> **TASK STATEMENT**
Copy out all the lines exactly. Omit pictures.

> **RECORDS TO PROCESS**
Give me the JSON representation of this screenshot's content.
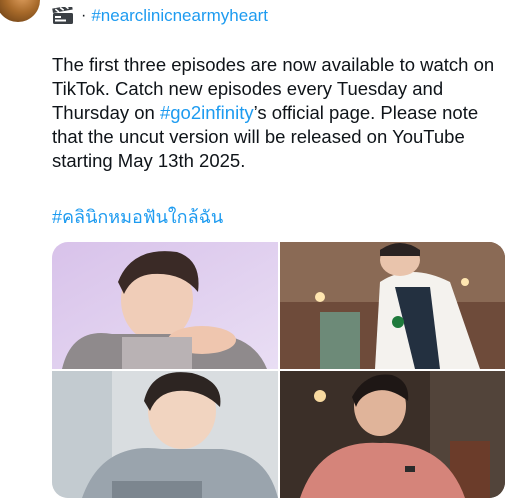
{
  "post": {
    "hashtag_header": "#nearclinicnearmyheart",
    "separator": "·",
    "body_part1": "The first three episodes are now available to watch on TikTok. Catch new episodes every Tuesday and Thursday on ",
    "mention": "#go2infinity",
    "body_part2": "’s official page. Please note that the uncut version will be released on YouTube starting May 13th 2025.",
    "thai_hashtag": "#คลินิกหมอฟันใกล้ฉัน"
  },
  "icons": {
    "header_icon": "clapper-board-icon"
  },
  "colors": {
    "link": "#1d9bf0",
    "text": "#0f1419"
  }
}
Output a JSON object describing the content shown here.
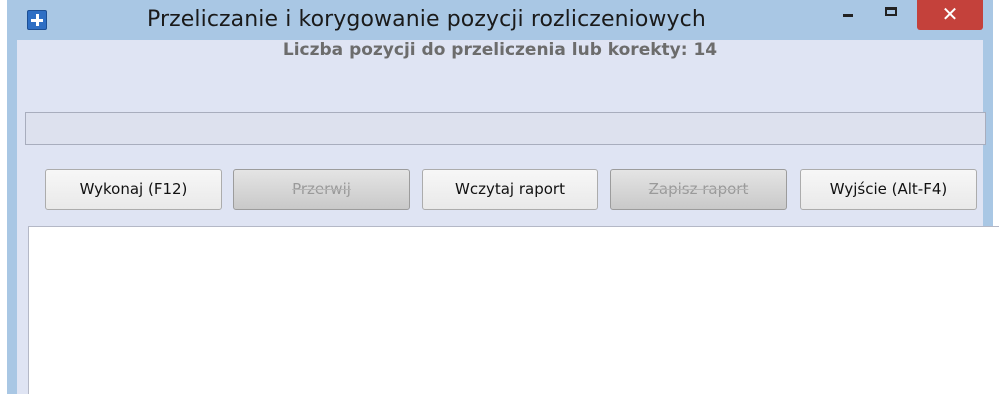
{
  "window": {
    "title": "Przeliczanie i korygowanie pozycji rozliczeniowych",
    "close_glyph": "✕"
  },
  "main": {
    "count_label": "Liczba pozycji do przeliczenia lub korekty: 14",
    "progress": 0
  },
  "buttons": {
    "execute": "Wykonaj (F12)",
    "interrupt": "Przerwij",
    "load_report": "Wczytaj raport",
    "save_report": "Zapisz raport",
    "exit": "Wyjście (Alt-F4)"
  },
  "colors": {
    "frame": "#a9c7e4",
    "content_bg": "#dfe4f3",
    "close_button": "#c4413b"
  },
  "icons": [
    "app-icon",
    "minimize-icon",
    "maximize-icon",
    "close-icon"
  ]
}
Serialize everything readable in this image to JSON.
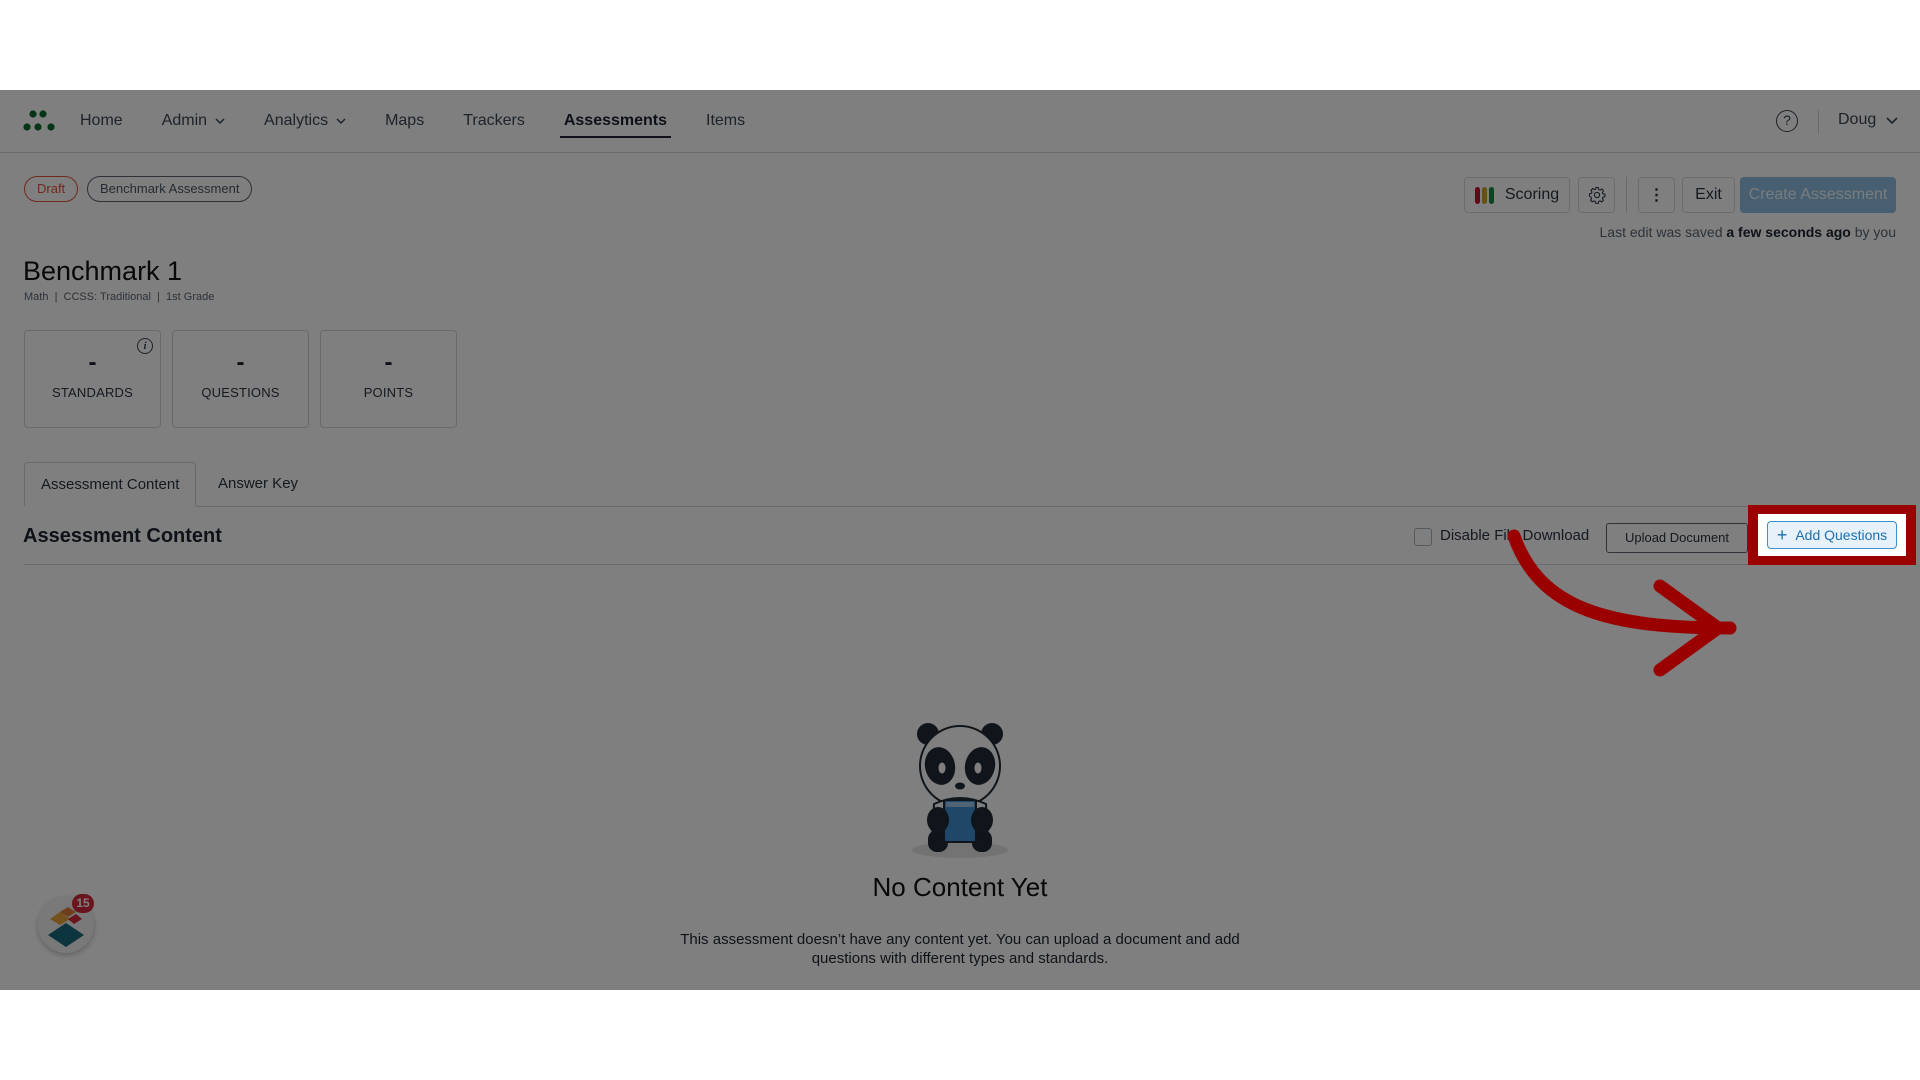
{
  "nav": {
    "items": [
      {
        "label": "Home",
        "has_dropdown": false,
        "active": false
      },
      {
        "label": "Admin",
        "has_dropdown": true,
        "active": false
      },
      {
        "label": "Analytics",
        "has_dropdown": true,
        "active": false
      },
      {
        "label": "Maps",
        "has_dropdown": false,
        "active": false
      },
      {
        "label": "Trackers",
        "has_dropdown": false,
        "active": false
      },
      {
        "label": "Assessments",
        "has_dropdown": false,
        "active": true
      },
      {
        "label": "Items",
        "has_dropdown": false,
        "active": false
      }
    ],
    "help_icon": "?",
    "user_name": "Doug"
  },
  "badges": {
    "status": "Draft",
    "type": "Benchmark Assessment"
  },
  "toolbar": {
    "scoring_label": "Scoring",
    "scoring_colors": [
      "#c8102e",
      "#c9a227",
      "#1f8a3c"
    ],
    "kebab_icon": "⋮",
    "exit_label": "Exit",
    "create_label": "Create Assessment",
    "saved_prefix": "Last edit was saved ",
    "saved_time": "a few seconds ago",
    "saved_suffix": " by you"
  },
  "assessment": {
    "title": "Benchmark 1",
    "meta": "Math  |  CCSS: Traditional  |  1st Grade"
  },
  "stats": [
    {
      "value": "-",
      "label": "STANDARDS",
      "info_icon": "i"
    },
    {
      "value": "-",
      "label": "QUESTIONS"
    },
    {
      "value": "-",
      "label": "POINTS"
    }
  ],
  "tabs": [
    {
      "label": "Assessment Content",
      "active": true
    },
    {
      "label": "Answer Key",
      "active": false
    }
  ],
  "content": {
    "section_title": "Assessment Content",
    "disable_download_label": "Disable File Download",
    "upload_label": "Upload Document",
    "add_questions_label": "Add Questions",
    "add_icon": "+"
  },
  "empty_state": {
    "title": "No Content Yet",
    "description": "This assessment doesn’t have any content yet. You can upload a document and add questions with different types and standards."
  },
  "widget": {
    "notification_count": "15"
  },
  "annotation": {
    "highlight_color": "#9b0000",
    "target": "Add Questions"
  }
}
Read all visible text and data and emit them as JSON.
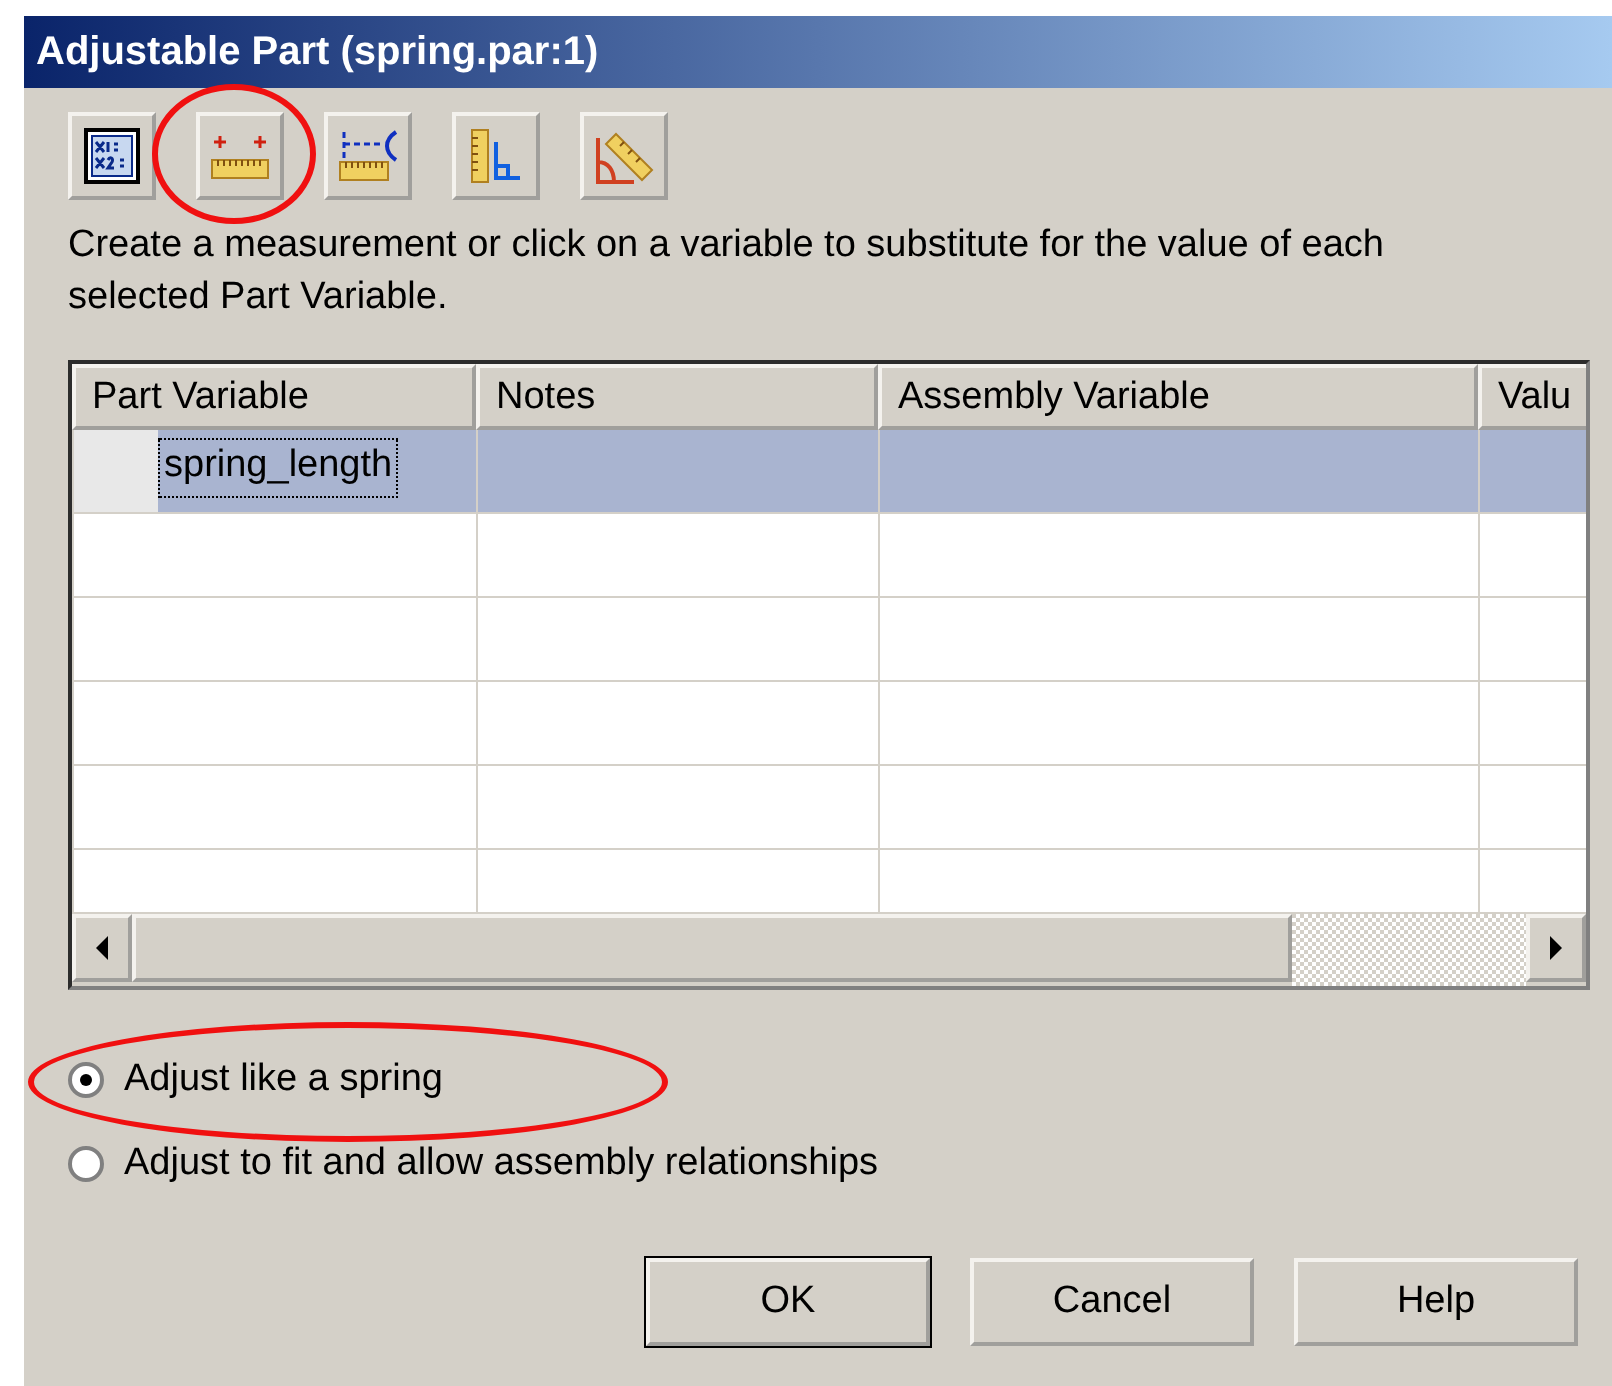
{
  "window": {
    "title": "Adjustable Part (spring.par:1)"
  },
  "toolbar": [
    {
      "kind": "variables",
      "highlighted": false
    },
    {
      "kind": "measure",
      "highlighted": true
    },
    {
      "kind": "dimension",
      "highlighted": false
    },
    {
      "kind": "corner",
      "highlighted": false
    },
    {
      "kind": "angle",
      "highlighted": false
    }
  ],
  "instructions": "Create a measurement or click on a variable to substitute for the value of each selected Part Variable.",
  "table": {
    "columns": [
      "Part Variable",
      "Notes",
      "Assembly Variable",
      "Valu"
    ],
    "rows": [
      {
        "part_variable": "spring_length",
        "selected": true
      },
      {
        "selected": false
      },
      {
        "selected": false
      },
      {
        "selected": false
      },
      {
        "selected": false
      },
      {
        "selected": false
      }
    ]
  },
  "options": [
    {
      "label": "Adjust like a spring",
      "selected": true,
      "highlighted": true
    },
    {
      "label": "Adjust to fit and allow assembly relationships",
      "selected": false,
      "highlighted": false
    }
  ],
  "buttons": [
    {
      "label": "OK",
      "default": true
    },
    {
      "label": "Cancel",
      "default": false
    },
    {
      "label": "Help",
      "default": false
    }
  ]
}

> **WRITTEN RESPONSE**
Give me the JSON representation of this screenshot's content.
{
  "post": {
    "hashtag_header": "#nearclinicnearmyheart",
    "separator": "·",
    "body_part1": "The first three episodes are now available to watch on TikTok. Catch new episodes every Tuesday and Thursday on ",
    "mention": "#go2infinity",
    "body_part2": "’s official page. Please note that the uncut version will be released on YouTube starting May 13th 2025.",
    "thai_hashtag": "#คลินิกหมอฟันใกล้ฉัน"
  },
  "icons": {
    "header_icon": "clapper-board-icon"
  },
  "colors": {
    "link": "#1d9bf0",
    "text": "#0f1419"
  }
}
Output a JSON object describing the content shown here.
{
  "window": {
    "title": "Przeliczanie i korygowanie pozycji rozliczeniowych",
    "close_glyph": "✕"
  },
  "main": {
    "count_label": "Liczba pozycji do przeliczenia lub korekty: 14",
    "progress": 0
  },
  "buttons": {
    "execute": "Wykonaj (F12)",
    "interrupt": "Przerwij",
    "load_report": "Wczytaj raport",
    "save_report": "Zapisz raport",
    "exit": "Wyjście (Alt-F4)"
  },
  "colors": {
    "frame": "#a9c7e4",
    "content_bg": "#dfe4f3",
    "close_button": "#c4413b"
  },
  "icons": [
    "app-icon",
    "minimize-icon",
    "maximize-icon",
    "close-icon"
  ]
}
Serialize everything readable in this image to JSON.
{
  "nav": {
    "items": [
      {
        "label": "Home",
        "has_dropdown": false,
        "active": false
      },
      {
        "label": "Admin",
        "has_dropdown": true,
        "active": false
      },
      {
        "label": "Analytics",
        "has_dropdown": true,
        "active": false
      },
      {
        "label": "Maps",
        "has_dropdown": false,
        "active": false
      },
      {
        "label": "Trackers",
        "has_dropdown": false,
        "active": false
      },
      {
        "label": "Assessments",
        "has_dropdown": false,
        "active": true
      },
      {
        "label": "Items",
        "has_dropdown": false,
        "active": false
      }
    ],
    "help_icon": "?",
    "user_name": "Doug"
  },
  "badges": {
    "status": "Draft",
    "type": "Benchmark Assessment"
  },
  "toolbar": {
    "scoring_label": "Scoring",
    "scoring_colors": [
      "#c8102e",
      "#c9a227",
      "#1f8a3c"
    ],
    "kebab_icon": "⋮",
    "exit_label": "Exit",
    "create_label": "Create Assessment",
    "saved_prefix": "Last edit was saved ",
    "saved_time": "a few seconds ago",
    "saved_suffix": " by you"
  },
  "assessment": {
    "title": "Benchmark 1",
    "meta": "Math  |  CCSS: Traditional  |  1st Grade"
  },
  "stats": [
    {
      "value": "-",
      "label": "STANDARDS",
      "info_icon": "i"
    },
    {
      "value": "-",
      "label": "QUESTIONS"
    },
    {
      "value": "-",
      "label": "POINTS"
    }
  ],
  "tabs": [
    {
      "label": "Assessment Content",
      "active": true
    },
    {
      "label": "Answer Key",
      "active": false
    }
  ],
  "content": {
    "section_title": "Assessment Content",
    "disable_download_label": "Disable File Download",
    "upload_label": "Upload Document",
    "add_questions_label": "Add Questions",
    "add_icon": "+"
  },
  "empty_state": {
    "title": "No Content Yet",
    "description": "This assessment doesn’t have any content yet. You can upload a document and add questions with different types and standards."
  },
  "widget": {
    "notification_count": "15"
  },
  "annotation": {
    "highlight_color": "#9b0000",
    "target": "Add Questions"
  }
}
Read all visible text and data and emit them as JSON.
{
  "window": {
    "title": "Adjustable Part (spring.par:1)"
  },
  "toolbar": [
    {
      "kind": "variables",
      "highlighted": false
    },
    {
      "kind": "measure",
      "highlighted": true
    },
    {
      "kind": "dimension",
      "highlighted": false
    },
    {
      "kind": "corner",
      "highlighted": false
    },
    {
      "kind": "angle",
      "highlighted": false
    }
  ],
  "instructions": "Create a measurement or click on a variable to substitute for the value of each selected Part Variable.",
  "table": {
    "columns": [
      "Part Variable",
      "Notes",
      "Assembly Variable",
      "Valu"
    ],
    "rows": [
      {
        "part_variable": "spring_length",
        "selected": true
      },
      {
        "selected": false
      },
      {
        "selected": false
      },
      {
        "selected": false
      },
      {
        "selected": false
      },
      {
        "selected": false
      }
    ]
  },
  "options": [
    {
      "label": "Adjust like a spring",
      "selected": true,
      "highlighted": true
    },
    {
      "label": "Adjust to fit and allow assembly relationships",
      "selected": false,
      "highlighted": false
    }
  ],
  "buttons": [
    {
      "label": "OK",
      "default": true
    },
    {
      "label": "Cancel",
      "default": false
    },
    {
      "label": "Help",
      "default": false
    }
  ]
}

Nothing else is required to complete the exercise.